### PROBLEM REQUIREMENTS
Word for word, restate every line of the material.

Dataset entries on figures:
☆ ☆ ☆ ☆ ☆

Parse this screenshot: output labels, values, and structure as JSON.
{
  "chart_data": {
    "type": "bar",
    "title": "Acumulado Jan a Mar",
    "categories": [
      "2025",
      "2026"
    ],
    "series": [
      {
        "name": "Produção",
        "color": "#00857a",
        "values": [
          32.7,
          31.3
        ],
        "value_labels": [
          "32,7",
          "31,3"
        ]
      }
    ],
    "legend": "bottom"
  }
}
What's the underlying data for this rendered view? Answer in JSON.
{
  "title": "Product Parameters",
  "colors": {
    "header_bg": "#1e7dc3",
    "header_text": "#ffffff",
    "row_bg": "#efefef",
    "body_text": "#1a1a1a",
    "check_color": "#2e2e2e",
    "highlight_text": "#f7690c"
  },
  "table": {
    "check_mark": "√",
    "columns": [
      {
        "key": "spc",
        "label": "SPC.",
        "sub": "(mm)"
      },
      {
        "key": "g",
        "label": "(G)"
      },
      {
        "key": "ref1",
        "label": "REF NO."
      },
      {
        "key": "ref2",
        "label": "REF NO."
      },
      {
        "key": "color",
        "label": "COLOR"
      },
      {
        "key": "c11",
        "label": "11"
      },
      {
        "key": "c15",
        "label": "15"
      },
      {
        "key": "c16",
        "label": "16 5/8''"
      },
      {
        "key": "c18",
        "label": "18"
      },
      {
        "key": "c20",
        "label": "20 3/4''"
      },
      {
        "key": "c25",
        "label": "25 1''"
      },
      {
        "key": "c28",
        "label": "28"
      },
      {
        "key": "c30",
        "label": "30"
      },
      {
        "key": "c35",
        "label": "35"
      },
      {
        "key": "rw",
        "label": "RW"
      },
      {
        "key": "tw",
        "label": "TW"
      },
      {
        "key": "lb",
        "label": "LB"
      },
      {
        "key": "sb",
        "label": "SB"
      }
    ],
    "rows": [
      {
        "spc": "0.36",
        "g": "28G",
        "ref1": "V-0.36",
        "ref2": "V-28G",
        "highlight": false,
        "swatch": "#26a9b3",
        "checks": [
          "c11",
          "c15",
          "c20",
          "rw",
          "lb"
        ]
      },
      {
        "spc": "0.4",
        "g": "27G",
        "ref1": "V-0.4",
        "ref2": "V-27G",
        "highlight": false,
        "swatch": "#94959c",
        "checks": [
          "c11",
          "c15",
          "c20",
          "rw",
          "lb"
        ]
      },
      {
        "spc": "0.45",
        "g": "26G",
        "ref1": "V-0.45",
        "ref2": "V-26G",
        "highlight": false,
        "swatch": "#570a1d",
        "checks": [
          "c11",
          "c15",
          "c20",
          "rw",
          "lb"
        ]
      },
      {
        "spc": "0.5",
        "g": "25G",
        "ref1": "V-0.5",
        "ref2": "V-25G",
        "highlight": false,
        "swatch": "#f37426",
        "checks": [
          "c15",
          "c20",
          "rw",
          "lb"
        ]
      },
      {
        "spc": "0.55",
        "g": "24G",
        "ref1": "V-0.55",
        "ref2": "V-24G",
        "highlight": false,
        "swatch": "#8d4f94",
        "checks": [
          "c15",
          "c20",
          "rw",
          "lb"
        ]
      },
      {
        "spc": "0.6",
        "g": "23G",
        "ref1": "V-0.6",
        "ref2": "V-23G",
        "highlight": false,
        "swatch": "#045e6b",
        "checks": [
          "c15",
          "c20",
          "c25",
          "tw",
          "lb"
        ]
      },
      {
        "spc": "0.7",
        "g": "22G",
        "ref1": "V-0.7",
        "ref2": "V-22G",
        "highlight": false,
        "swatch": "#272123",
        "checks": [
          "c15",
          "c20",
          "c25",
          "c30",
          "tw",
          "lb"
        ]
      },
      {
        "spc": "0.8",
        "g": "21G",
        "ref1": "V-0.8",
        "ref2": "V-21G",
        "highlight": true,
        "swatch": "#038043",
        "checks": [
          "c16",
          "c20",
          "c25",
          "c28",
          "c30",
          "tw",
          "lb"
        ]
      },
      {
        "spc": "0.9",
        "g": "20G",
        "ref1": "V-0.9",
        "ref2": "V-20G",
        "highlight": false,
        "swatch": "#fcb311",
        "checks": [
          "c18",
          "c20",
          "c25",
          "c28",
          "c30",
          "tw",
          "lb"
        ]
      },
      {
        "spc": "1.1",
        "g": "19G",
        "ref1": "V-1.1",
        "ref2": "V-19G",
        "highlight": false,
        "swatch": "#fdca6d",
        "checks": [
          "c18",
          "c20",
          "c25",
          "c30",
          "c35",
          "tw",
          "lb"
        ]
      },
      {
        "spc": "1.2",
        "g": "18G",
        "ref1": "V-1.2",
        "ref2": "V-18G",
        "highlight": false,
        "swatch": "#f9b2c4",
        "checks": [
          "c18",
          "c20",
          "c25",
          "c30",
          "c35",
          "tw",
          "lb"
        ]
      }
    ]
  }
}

☆ ☆ ☆ ☆ ☆

### RESPONSE BELOW
Parse this screenshot: output labels, values, and structure as JSON.
{
  "chart_data": {
    "type": "bar",
    "title": "Acumulado Jan a Mar",
    "categories": [
      "2025",
      "2026"
    ],
    "series": [
      {
        "name": "Produção",
        "color": "#00857a",
        "values": [
          32.7,
          31.3
        ],
        "value_labels": [
          "32,7",
          "31,3"
        ]
      }
    ],
    "legend": "bottom"
  }
}
What's the underlying data for this rendered view? Answer in JSON.
{
  "title": "Product Parameters",
  "colors": {
    "header_bg": "#1e7dc3",
    "header_text": "#ffffff",
    "row_bg": "#efefef",
    "body_text": "#1a1a1a",
    "check_color": "#2e2e2e",
    "highlight_text": "#f7690c"
  },
  "table": {
    "check_mark": "√",
    "columns": [
      {
        "key": "spc",
        "label": "SPC.",
        "sub": "(mm)"
      },
      {
        "key": "g",
        "label": "(G)"
      },
      {
        "key": "ref1",
        "label": "REF NO."
      },
      {
        "key": "ref2",
        "label": "REF NO."
      },
      {
        "key": "color",
        "label": "COLOR"
      },
      {
        "key": "c11",
        "label": "11"
      },
      {
        "key": "c15",
        "label": "15"
      },
      {
        "key": "c16",
        "label": "16 5/8''"
      },
      {
        "key": "c18",
        "label": "18"
      },
      {
        "key": "c20",
        "label": "20 3/4''"
      },
      {
        "key": "c25",
        "label": "25 1''"
      },
      {
        "key": "c28",
        "label": "28"
      },
      {
        "key": "c30",
        "label": "30"
      },
      {
        "key": "c35",
        "label": "35"
      },
      {
        "key": "rw",
        "label": "RW"
      },
      {
        "key": "tw",
        "label": "TW"
      },
      {
        "key": "lb",
        "label": "LB"
      },
      {
        "key": "sb",
        "label": "SB"
      }
    ],
    "rows": [
      {
        "spc": "0.36",
        "g": "28G",
        "ref1": "V-0.36",
        "ref2": "V-28G",
        "highlight": false,
        "swatch": "#26a9b3",
        "checks": [
          "c11",
          "c15",
          "c20",
          "rw",
          "lb"
        ]
      },
      {
        "spc": "0.4",
        "g": "27G",
        "ref1": "V-0.4",
        "ref2": "V-27G",
        "highlight": false,
        "swatch": "#94959c",
        "checks": [
          "c11",
          "c15",
          "c20",
          "rw",
          "lb"
        ]
      },
      {
        "spc": "0.45",
        "g": "26G",
        "ref1": "V-0.45",
        "ref2": "V-26G",
        "highlight": false,
        "swatch": "#570a1d",
        "checks": [
          "c11",
          "c15",
          "c20",
          "rw",
          "lb"
        ]
      },
      {
        "spc": "0.5",
        "g": "25G",
        "ref1": "V-0.5",
        "ref2": "V-25G",
        "highlight": false,
        "swatch": "#f37426",
        "checks": [
          "c15",
          "c20",
          "rw",
          "lb"
        ]
      },
      {
        "spc": "0.55",
        "g": "24G",
        "ref1": "V-0.55",
        "ref2": "V-24G",
        "highlight": false,
        "swatch": "#8d4f94",
        "checks": [
          "c15",
          "c20",
          "rw",
          "lb"
        ]
      },
      {
        "spc": "0.6",
        "g": "23G",
        "ref1": "V-0.6",
        "ref2": "V-23G",
        "highlight": false,
        "swatch": "#045e6b",
        "checks": [
          "c15",
          "c20",
          "c25",
          "tw",
          "lb"
        ]
      },
      {
        "spc": "0.7",
        "g": "22G",
        "ref1": "V-0.7",
        "ref2": "V-22G",
        "highlight": false,
        "swatch": "#272123",
        "checks": [
          "c15",
          "c20",
          "c25",
          "c30",
          "tw",
          "lb"
        ]
      },
      {
        "spc": "0.8",
        "g": "21G",
        "ref1": "V-0.8",
        "ref2": "V-21G",
        "highlight": true,
        "swatch": "#038043",
        "checks": [
          "c16",
          "c20",
          "c25",
          "c28",
          "c30",
          "tw",
          "lb"
        ]
      },
      {
        "spc": "0.9",
        "g": "20G",
        "ref1": "V-0.9",
        "ref2": "V-20G",
        "highlight": false,
        "swatch": "#fcb311",
        "checks": [
          "c18",
          "c20",
          "c25",
          "c28",
          "c30",
          "tw",
          "lb"
        ]
      },
      {
        "spc": "1.1",
        "g": "19G",
        "ref1": "V-1.1",
        "ref2": "V-19G",
        "highlight": false,
        "swatch": "#fdca6d",
        "checks": [
          "c18",
          "c20",
          "c25",
          "c30",
          "c35",
          "tw",
          "lb"
        ]
      },
      {
        "spc": "1.2",
        "g": "18G",
        "ref1": "V-1.2",
        "ref2": "V-18G",
        "highlight": false,
        "swatch": "#f9b2c4",
        "checks": [
          "c18",
          "c20",
          "c25",
          "c30",
          "c35",
          "tw",
          "lb"
        ]
      }
    ]
  }
}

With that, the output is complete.